**WHAT THE TASK REQUIRES**
Retype the material in full, keeping every word the same.

**THE DATA**
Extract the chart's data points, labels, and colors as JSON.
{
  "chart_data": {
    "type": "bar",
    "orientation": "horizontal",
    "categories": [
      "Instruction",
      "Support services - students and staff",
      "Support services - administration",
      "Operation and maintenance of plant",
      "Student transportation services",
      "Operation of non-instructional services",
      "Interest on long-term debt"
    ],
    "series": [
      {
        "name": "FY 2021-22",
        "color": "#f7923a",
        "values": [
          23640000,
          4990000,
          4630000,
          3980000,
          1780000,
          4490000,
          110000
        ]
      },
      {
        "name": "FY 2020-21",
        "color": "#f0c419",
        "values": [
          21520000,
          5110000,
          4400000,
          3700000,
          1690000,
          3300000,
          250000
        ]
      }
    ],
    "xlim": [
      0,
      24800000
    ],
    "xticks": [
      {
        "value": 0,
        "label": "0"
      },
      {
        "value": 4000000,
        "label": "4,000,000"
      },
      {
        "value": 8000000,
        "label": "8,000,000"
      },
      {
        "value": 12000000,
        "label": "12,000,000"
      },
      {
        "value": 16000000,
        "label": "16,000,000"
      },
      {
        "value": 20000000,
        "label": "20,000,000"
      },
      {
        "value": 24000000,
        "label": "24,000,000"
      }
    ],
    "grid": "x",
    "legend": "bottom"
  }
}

**EXERCISE RESULT**
Extract the chart's data points, labels, and colors as JSON.
{
  "chart_data": {
    "type": "bar",
    "orientation": "horizontal",
    "categories": [
      "Instruction",
      "Support services - students and staff",
      "Support services - administration",
      "Operation and maintenance of plant",
      "Student transportation services",
      "Operation of non-instructional services",
      "Interest on long-term debt"
    ],
    "series": [
      {
        "name": "FY 2021-22",
        "color": "#f7923a",
        "values": [
          23640000,
          4990000,
          4630000,
          3980000,
          1780000,
          4490000,
          110000
        ]
      },
      {
        "name": "FY 2020-21",
        "color": "#f0c419",
        "values": [
          21520000,
          5110000,
          4400000,
          3700000,
          1690000,
          3300000,
          250000
        ]
      }
    ],
    "xlim": [
      0,
      24800000
    ],
    "xticks": [
      {
        "value": 0,
        "label": "0"
      },
      {
        "value": 4000000,
        "label": "4,000,000"
      },
      {
        "value": 8000000,
        "label": "8,000,000"
      },
      {
        "value": 12000000,
        "label": "12,000,000"
      },
      {
        "value": 16000000,
        "label": "16,000,000"
      },
      {
        "value": 20000000,
        "label": "20,000,000"
      },
      {
        "value": 24000000,
        "label": "24,000,000"
      }
    ],
    "grid": "x",
    "legend": "bottom"
  }
}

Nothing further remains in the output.